- **Problem to work on**: Copy the data below line for line, with no changes.

________________________

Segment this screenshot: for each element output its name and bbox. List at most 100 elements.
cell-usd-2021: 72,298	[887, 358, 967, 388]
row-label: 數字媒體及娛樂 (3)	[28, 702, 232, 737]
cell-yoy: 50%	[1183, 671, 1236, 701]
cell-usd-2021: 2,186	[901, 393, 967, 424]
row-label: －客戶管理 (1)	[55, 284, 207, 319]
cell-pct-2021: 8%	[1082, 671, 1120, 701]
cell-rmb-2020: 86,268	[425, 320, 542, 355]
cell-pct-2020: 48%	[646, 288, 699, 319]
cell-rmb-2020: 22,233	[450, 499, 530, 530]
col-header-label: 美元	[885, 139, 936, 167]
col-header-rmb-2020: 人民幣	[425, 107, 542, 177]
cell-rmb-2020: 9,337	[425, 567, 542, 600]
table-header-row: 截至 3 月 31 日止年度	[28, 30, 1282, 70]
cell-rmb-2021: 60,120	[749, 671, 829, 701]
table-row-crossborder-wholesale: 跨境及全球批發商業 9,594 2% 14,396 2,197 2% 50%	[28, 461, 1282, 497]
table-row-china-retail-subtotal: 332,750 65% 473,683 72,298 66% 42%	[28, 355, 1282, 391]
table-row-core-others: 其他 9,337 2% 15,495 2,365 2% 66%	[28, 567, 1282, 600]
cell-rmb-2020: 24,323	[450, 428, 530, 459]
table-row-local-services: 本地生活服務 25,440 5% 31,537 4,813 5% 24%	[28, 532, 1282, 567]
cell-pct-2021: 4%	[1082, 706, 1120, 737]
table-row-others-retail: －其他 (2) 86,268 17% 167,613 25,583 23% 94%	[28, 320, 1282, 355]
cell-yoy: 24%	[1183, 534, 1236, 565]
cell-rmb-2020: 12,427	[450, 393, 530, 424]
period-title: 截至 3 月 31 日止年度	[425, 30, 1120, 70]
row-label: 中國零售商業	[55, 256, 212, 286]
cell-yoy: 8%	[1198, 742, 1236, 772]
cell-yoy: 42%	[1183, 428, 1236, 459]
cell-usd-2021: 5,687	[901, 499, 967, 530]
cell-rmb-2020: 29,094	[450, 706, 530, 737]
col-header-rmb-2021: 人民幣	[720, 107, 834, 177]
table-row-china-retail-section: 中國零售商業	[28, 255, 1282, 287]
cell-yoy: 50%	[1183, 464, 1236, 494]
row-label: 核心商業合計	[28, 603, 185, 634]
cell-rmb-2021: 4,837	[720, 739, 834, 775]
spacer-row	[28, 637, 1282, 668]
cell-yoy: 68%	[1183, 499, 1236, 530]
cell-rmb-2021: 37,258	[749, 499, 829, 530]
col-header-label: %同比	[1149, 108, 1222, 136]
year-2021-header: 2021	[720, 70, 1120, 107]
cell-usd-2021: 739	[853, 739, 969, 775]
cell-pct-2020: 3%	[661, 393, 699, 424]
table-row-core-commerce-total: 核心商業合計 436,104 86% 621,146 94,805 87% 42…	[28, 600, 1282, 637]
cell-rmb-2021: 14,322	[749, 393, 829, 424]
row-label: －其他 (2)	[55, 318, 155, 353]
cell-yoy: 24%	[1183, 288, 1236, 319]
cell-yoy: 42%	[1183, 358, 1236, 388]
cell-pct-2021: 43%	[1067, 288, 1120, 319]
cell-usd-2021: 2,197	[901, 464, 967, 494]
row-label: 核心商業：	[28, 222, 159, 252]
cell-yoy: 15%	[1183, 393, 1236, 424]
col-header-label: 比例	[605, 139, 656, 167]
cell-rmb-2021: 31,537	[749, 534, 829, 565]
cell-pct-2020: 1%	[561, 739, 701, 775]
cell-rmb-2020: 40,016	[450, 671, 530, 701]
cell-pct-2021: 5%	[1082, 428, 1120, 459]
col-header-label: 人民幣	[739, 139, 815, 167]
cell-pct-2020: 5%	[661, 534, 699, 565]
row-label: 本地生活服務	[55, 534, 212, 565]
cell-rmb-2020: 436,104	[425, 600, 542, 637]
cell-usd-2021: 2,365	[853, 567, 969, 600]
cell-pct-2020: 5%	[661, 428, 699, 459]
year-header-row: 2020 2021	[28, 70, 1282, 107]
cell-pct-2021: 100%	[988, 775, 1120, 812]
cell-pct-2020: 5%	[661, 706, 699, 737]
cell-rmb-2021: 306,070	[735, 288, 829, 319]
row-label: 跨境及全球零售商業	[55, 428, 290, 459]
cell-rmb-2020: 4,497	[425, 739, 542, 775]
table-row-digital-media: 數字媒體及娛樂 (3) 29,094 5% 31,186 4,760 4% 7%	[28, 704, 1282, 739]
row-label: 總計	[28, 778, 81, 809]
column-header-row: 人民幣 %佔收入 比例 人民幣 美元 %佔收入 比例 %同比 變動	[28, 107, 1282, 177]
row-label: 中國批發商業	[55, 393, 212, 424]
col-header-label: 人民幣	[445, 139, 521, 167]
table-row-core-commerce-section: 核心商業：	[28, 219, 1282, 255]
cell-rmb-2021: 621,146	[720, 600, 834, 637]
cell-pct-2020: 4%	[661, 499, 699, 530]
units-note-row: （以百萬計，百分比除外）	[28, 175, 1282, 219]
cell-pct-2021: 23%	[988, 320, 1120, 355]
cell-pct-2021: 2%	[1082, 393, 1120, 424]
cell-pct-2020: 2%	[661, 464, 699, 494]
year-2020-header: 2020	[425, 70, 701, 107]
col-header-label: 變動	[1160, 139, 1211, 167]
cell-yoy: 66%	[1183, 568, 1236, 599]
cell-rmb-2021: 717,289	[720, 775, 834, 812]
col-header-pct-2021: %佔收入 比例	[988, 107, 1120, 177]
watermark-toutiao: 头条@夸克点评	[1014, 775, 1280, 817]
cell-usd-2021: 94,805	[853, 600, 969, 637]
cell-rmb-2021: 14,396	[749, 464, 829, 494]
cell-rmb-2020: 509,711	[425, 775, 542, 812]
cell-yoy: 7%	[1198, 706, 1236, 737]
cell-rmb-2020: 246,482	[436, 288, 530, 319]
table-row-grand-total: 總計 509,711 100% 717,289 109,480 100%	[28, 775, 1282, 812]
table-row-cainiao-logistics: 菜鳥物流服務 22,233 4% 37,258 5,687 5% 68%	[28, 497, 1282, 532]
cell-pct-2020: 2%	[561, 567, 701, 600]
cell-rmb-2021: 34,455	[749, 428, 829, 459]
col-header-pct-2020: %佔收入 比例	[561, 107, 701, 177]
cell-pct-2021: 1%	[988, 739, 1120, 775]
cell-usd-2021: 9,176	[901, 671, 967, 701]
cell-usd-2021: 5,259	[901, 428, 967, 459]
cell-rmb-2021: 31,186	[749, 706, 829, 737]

________________________

- **Answer for this exercise**:
Segment this screenshot: for each element output its name and bbox. List at most 100 elements.
cell-usd-2021: 72,298	[887, 358, 967, 388]
row-label: 數字媒體及娛樂 (3)	[28, 702, 232, 737]
cell-yoy: 50%	[1183, 671, 1236, 701]
cell-usd-2021: 2,186	[901, 393, 967, 424]
row-label: －客戶管理 (1)	[55, 284, 207, 319]
cell-pct-2021: 8%	[1082, 671, 1120, 701]
cell-rmb-2020: 86,268	[425, 320, 542, 355]
cell-pct-2020: 48%	[646, 288, 699, 319]
cell-rmb-2020: 22,233	[450, 499, 530, 530]
col-header-label: 美元	[885, 139, 936, 167]
col-header-rmb-2020: 人民幣	[425, 107, 542, 177]
cell-rmb-2020: 9,337	[425, 567, 542, 600]
table-header-row: 截至 3 月 31 日止年度	[28, 30, 1282, 70]
cell-rmb-2021: 60,120	[749, 671, 829, 701]
table-row-crossborder-wholesale: 跨境及全球批發商業 9,594 2% 14,396 2,197 2% 50%	[28, 461, 1282, 497]
table-row-china-retail-subtotal: 332,750 65% 473,683 72,298 66% 42%	[28, 355, 1282, 391]
table-row-core-others: 其他 9,337 2% 15,495 2,365 2% 66%	[28, 567, 1282, 600]
cell-rmb-2020: 24,323	[450, 428, 530, 459]
table-row-local-services: 本地生活服務 25,440 5% 31,537 4,813 5% 24%	[28, 532, 1282, 567]
cell-pct-2021: 4%	[1082, 706, 1120, 737]
table-row-others-retail: －其他 (2) 86,268 17% 167,613 25,583 23% 94%	[28, 320, 1282, 355]
cell-yoy: 24%	[1183, 534, 1236, 565]
cell-rmb-2020: 12,427	[450, 393, 530, 424]
period-title: 截至 3 月 31 日止年度	[425, 30, 1120, 70]
row-label: 中國零售商業	[55, 256, 212, 286]
cell-yoy: 8%	[1198, 742, 1236, 772]
cell-yoy: 42%	[1183, 428, 1236, 459]
cell-usd-2021: 5,687	[901, 499, 967, 530]
cell-rmb-2020: 29,094	[450, 706, 530, 737]
col-header-rmb-2021: 人民幣	[720, 107, 834, 177]
table-row-china-retail-section: 中國零售商業	[28, 255, 1282, 287]
cell-yoy: 50%	[1183, 464, 1236, 494]
row-label: 核心商業合計	[28, 603, 185, 634]
cell-rmb-2021: 4,837	[720, 739, 834, 775]
spacer-row	[28, 637, 1282, 668]
cell-yoy: 68%	[1183, 499, 1236, 530]
cell-rmb-2021: 37,258	[749, 499, 829, 530]
col-header-label: %同比	[1149, 108, 1222, 136]
year-2021-header: 2021	[720, 70, 1120, 107]
cell-usd-2021: 739	[853, 739, 969, 775]
cell-pct-2020: 3%	[661, 393, 699, 424]
table-row-core-commerce-total: 核心商業合計 436,104 86% 621,146 94,805 87% 42…	[28, 600, 1282, 637]
cell-rmb-2021: 14,322	[749, 393, 829, 424]
row-label: －其他 (2)	[55, 318, 155, 353]
cell-yoy: 24%	[1183, 288, 1236, 319]
cell-yoy: 42%	[1183, 358, 1236, 388]
cell-pct-2021: 43%	[1067, 288, 1120, 319]
cell-usd-2021: 2,197	[901, 464, 967, 494]
row-label: 核心商業：	[28, 222, 159, 252]
cell-yoy: 15%	[1183, 393, 1236, 424]
col-header-label: 比例	[605, 139, 656, 167]
cell-rmb-2021: 31,537	[749, 534, 829, 565]
cell-pct-2020: 1%	[561, 739, 701, 775]
cell-rmb-2020: 40,016	[450, 671, 530, 701]
cell-pct-2021: 5%	[1082, 428, 1120, 459]
col-header-label: 人民幣	[739, 139, 815, 167]
cell-pct-2020: 5%	[661, 534, 699, 565]
row-label: 本地生活服務	[55, 534, 212, 565]
cell-rmb-2020: 436,104	[425, 600, 542, 637]
cell-usd-2021: 2,365	[853, 567, 969, 600]
cell-pct-2020: 5%	[661, 428, 699, 459]
year-header-row: 2020 2021	[28, 70, 1282, 107]
cell-pct-2021: 100%	[988, 775, 1120, 812]
cell-pct-2020: 5%	[661, 706, 699, 737]
cell-rmb-2021: 306,070	[735, 288, 829, 319]
row-label: 跨境及全球零售商業	[55, 428, 290, 459]
cell-rmb-2020: 4,497	[425, 739, 542, 775]
table-row-digital-media: 數字媒體及娛樂 (3) 29,094 5% 31,186 4,760 4% 7%	[28, 704, 1282, 739]
row-label: 總計	[28, 778, 81, 809]
column-header-row: 人民幣 %佔收入 比例 人民幣 美元 %佔收入 比例 %同比 變動	[28, 107, 1282, 177]
row-label: 中國批發商業	[55, 393, 212, 424]
col-header-label: 人民幣	[445, 139, 521, 167]
table-row-core-commerce-section: 核心商業：	[28, 219, 1282, 255]
cell-rmb-2021: 621,146	[720, 600, 834, 637]
cell-pct-2020: 4%	[661, 499, 699, 530]
units-note-row: （以百萬計，百分比除外）	[28, 175, 1282, 219]
cell-pct-2021: 23%	[988, 320, 1120, 355]
cell-pct-2021: 2%	[1082, 393, 1120, 424]
cell-pct-2020: 2%	[661, 464, 699, 494]
year-2020-header: 2020	[425, 70, 701, 107]
col-header-label: 變動	[1160, 139, 1211, 167]
cell-yoy: 66%	[1183, 568, 1236, 599]
cell-rmb-2021: 717,289	[720, 775, 834, 812]
col-header-pct-2021: %佔收入 比例	[988, 107, 1120, 177]
watermark-toutiao: 头条@夸克点评	[1014, 775, 1280, 817]
cell-usd-2021: 94,805	[853, 600, 969, 637]
cell-rmb-2021: 14,396	[749, 464, 829, 494]
cell-rmb-2020: 509,711	[425, 775, 542, 812]
cell-yoy: 7%	[1198, 706, 1236, 737]
cell-rmb-2020: 246,482	[436, 288, 530, 319]
table-row-grand-total: 總計 509,711 100% 717,289 109,480 100%	[28, 775, 1282, 812]
table-row-cainiao-logistics: 菜鳥物流服務 22,233 4% 37,258 5,687 5% 68%	[28, 497, 1282, 532]
cell-pct-2020: 2%	[561, 567, 701, 600]
cell-rmb-2021: 34,455	[749, 428, 829, 459]
col-header-pct-2020: %佔收入 比例	[561, 107, 701, 177]
cell-pct-2021: 1%	[988, 739, 1120, 775]
cell-usd-2021: 9,176	[901, 671, 967, 701]
cell-usd-2021: 5,259	[901, 428, 967, 459]
cell-rmb-2021: 31,186	[749, 706, 829, 737]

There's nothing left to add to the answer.